■ To do ■
Please give the count of lines holding the string "Corps" and nothing besides.

Stored entries:
********

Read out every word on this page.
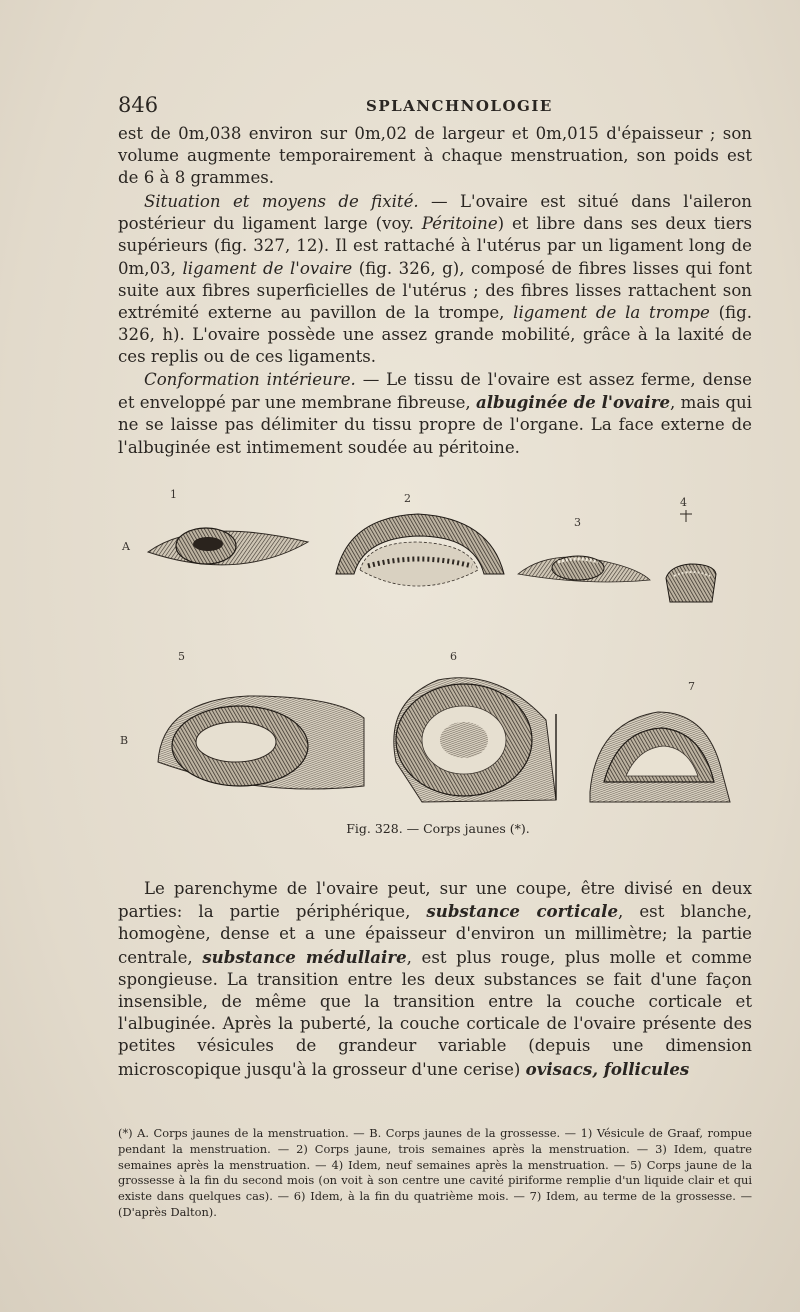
846	SPLANCHNOLOGIE

est de 0m,038 environ sur 0m,02 de largeur et 0m,015 d'épaisseur ; son volume augmente temporairement à chaque menstruation, son poids est de 6 à 8 grammes.

Situation et moyens de fixité. — L'ovaire est situé dans l'aileron postérieur du ligament large (voy. Péritoine) et libre dans ses deux tiers supérieurs (fig. 327, 12). Il est rattaché à l'utérus par un ligament long de 0m,03, ligament de l'ovaire (fig. 326, g), composé de fibres lisses qui font suite aux fibres superficielles de l'utérus ; des fibres lisses rattachent son extrémité externe au pavillon de la trompe, ligament de la trompe (fig. 326, h). L'ovaire possède une assez grande mobilité, grâce à la laxité de ces replis ou de ces ligaments.

Conformation intérieure. — Le tissu de l'ovaire est assez ferme, dense et enveloppé par une membrane fibreuse, albuginée de l'ovaire, mais qui ne se laisse pas délimiter du tissu propre de l'organe. La face externe de l'albuginée est intimement soudée au péritoine.

1	2
3
4
A
5	6
7
B
Fig. 328. — Corps jaunes (*).

Le parenchyme de l'ovaire peut, sur une coupe, être divisé en deux parties: la partie périphérique, substance corticale, est blanche, homogène, dense et a une épaisseur d'environ un millimètre; la partie centrale, substance médullaire, est plus rouge, plus molle et comme spongieuse. La transition entre les deux substances se fait d'une façon insensible, de même que la transition entre la couche corticale et l'albuginée. Après la puberté, la couche corticale de l'ovaire présente des petites vésicules de grandeur variable (depuis une dimension microscopique jusqu'à la grosseur d'une cerise) ovisacs, follicules

(*) A. Corps jaunes de la menstruation. — B. Corps jaunes de la grossesse. — 1) Vésicule de Graaf, rompue pendant la menstruation. — 2) Corps jaune, trois semaines après la menstruation. — 3) Idem, quatre semaines après la menstruation. — 4) Idem, neuf semaines après la menstruation. — 5) Corps jaune de la grossesse à la fin du second mois (on voit à son centre une cavité piriforme remplie d'un liquide clair et qui existe dans quelques cas). — 6) Idem, à la fin du quatrième mois. — 7) Idem, au terme de la grossesse. — (D'après Dalton).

********

■ Result for this exercise ■
2